» WORK TO COMPLETE: Print the records below exactly as they appear.

» DATA IN THIS EXERCISE:
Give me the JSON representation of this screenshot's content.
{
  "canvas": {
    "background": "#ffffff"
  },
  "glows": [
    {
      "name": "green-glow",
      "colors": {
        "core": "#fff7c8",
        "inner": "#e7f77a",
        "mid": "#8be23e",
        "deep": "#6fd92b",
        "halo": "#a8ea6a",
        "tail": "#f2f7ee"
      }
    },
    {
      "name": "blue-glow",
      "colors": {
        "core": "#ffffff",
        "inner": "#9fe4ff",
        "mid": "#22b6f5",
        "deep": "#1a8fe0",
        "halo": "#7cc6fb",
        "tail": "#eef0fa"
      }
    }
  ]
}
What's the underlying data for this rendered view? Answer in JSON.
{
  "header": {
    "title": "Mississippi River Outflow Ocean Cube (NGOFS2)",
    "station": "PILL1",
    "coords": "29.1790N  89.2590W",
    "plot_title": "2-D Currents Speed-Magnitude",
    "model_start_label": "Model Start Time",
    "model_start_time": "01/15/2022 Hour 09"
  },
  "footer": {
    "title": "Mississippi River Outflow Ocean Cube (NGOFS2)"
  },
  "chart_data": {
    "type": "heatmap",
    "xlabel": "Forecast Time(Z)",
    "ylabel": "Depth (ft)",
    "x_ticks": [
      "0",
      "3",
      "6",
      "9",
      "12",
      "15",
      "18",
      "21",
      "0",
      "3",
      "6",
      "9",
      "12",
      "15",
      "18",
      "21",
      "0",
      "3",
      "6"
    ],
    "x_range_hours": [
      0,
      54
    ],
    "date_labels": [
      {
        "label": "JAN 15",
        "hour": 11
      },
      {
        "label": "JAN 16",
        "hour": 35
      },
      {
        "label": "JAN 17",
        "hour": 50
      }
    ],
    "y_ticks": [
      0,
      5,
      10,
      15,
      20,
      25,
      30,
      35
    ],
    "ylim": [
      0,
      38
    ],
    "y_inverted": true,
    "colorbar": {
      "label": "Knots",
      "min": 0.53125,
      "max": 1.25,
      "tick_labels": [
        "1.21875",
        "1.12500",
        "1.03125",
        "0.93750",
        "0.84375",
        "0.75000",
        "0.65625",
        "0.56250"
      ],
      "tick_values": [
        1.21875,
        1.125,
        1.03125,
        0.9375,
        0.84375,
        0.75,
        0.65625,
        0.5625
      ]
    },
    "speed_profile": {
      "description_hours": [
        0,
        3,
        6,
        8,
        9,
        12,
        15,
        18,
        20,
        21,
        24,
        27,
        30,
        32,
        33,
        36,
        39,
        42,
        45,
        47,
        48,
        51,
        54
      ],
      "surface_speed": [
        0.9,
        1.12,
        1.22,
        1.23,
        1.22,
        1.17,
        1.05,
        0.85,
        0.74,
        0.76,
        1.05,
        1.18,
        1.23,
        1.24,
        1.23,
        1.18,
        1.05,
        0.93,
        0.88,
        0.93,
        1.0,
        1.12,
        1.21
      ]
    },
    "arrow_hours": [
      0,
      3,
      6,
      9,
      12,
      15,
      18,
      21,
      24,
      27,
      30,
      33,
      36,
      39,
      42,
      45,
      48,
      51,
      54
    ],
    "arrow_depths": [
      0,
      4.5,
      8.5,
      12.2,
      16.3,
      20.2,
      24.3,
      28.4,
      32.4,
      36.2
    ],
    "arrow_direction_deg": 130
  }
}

» SOLUTION TO THE EXERCISE:
Give me the JSON representation of this screenshot's content.
{
  "canvas": {
    "background": "#ffffff"
  },
  "glows": [
    {
      "name": "green-glow",
      "colors": {
        "core": "#fff7c8",
        "inner": "#e7f77a",
        "mid": "#8be23e",
        "deep": "#6fd92b",
        "halo": "#a8ea6a",
        "tail": "#f2f7ee"
      }
    },
    {
      "name": "blue-glow",
      "colors": {
        "core": "#ffffff",
        "inner": "#9fe4ff",
        "mid": "#22b6f5",
        "deep": "#1a8fe0",
        "halo": "#7cc6fb",
        "tail": "#eef0fa"
      }
    }
  ]
}
What's the underlying data for this rendered view? Answer in JSON.
{
  "header": {
    "title": "Mississippi River Outflow Ocean Cube (NGOFS2)",
    "station": "PILL1",
    "coords": "29.1790N  89.2590W",
    "plot_title": "2-D Currents Speed-Magnitude",
    "model_start_label": "Model Start Time",
    "model_start_time": "01/15/2022 Hour 09"
  },
  "footer": {
    "title": "Mississippi River Outflow Ocean Cube (NGOFS2)"
  },
  "chart_data": {
    "type": "heatmap",
    "xlabel": "Forecast Time(Z)",
    "ylabel": "Depth (ft)",
    "x_ticks": [
      "0",
      "3",
      "6",
      "9",
      "12",
      "15",
      "18",
      "21",
      "0",
      "3",
      "6",
      "9",
      "12",
      "15",
      "18",
      "21",
      "0",
      "3",
      "6"
    ],
    "x_range_hours": [
      0,
      54
    ],
    "date_labels": [
      {
        "label": "JAN 15",
        "hour": 11
      },
      {
        "label": "JAN 16",
        "hour": 35
      },
      {
        "label": "JAN 17",
        "hour": 50
      }
    ],
    "y_ticks": [
      0,
      5,
      10,
      15,
      20,
      25,
      30,
      35
    ],
    "ylim": [
      0,
      38
    ],
    "y_inverted": true,
    "colorbar": {
      "label": "Knots",
      "min": 0.53125,
      "max": 1.25,
      "tick_labels": [
        "1.21875",
        "1.12500",
        "1.03125",
        "0.93750",
        "0.84375",
        "0.75000",
        "0.65625",
        "0.56250"
      ],
      "tick_values": [
        1.21875,
        1.125,
        1.03125,
        0.9375,
        0.84375,
        0.75,
        0.65625,
        0.5625
      ]
    },
    "speed_profile": {
      "description_hours": [
        0,
        3,
        6,
        8,
        9,
        12,
        15,
        18,
        20,
        21,
        24,
        27,
        30,
        32,
        33,
        36,
        39,
        42,
        45,
        47,
        48,
        51,
        54
      ],
      "surface_speed": [
        0.9,
        1.12,
        1.22,
        1.23,
        1.22,
        1.17,
        1.05,
        0.85,
        0.74,
        0.76,
        1.05,
        1.18,
        1.23,
        1.24,
        1.23,
        1.18,
        1.05,
        0.93,
        0.88,
        0.93,
        1.0,
        1.12,
        1.21
      ]
    },
    "arrow_hours": [
      0,
      3,
      6,
      9,
      12,
      15,
      18,
      21,
      24,
      27,
      30,
      33,
      36,
      39,
      42,
      45,
      48,
      51,
      54
    ],
    "arrow_depths": [
      0,
      4.5,
      8.5,
      12.2,
      16.3,
      20.2,
      24.3,
      28.4,
      32.4,
      36.2
    ],
    "arrow_direction_deg": 130
  }
}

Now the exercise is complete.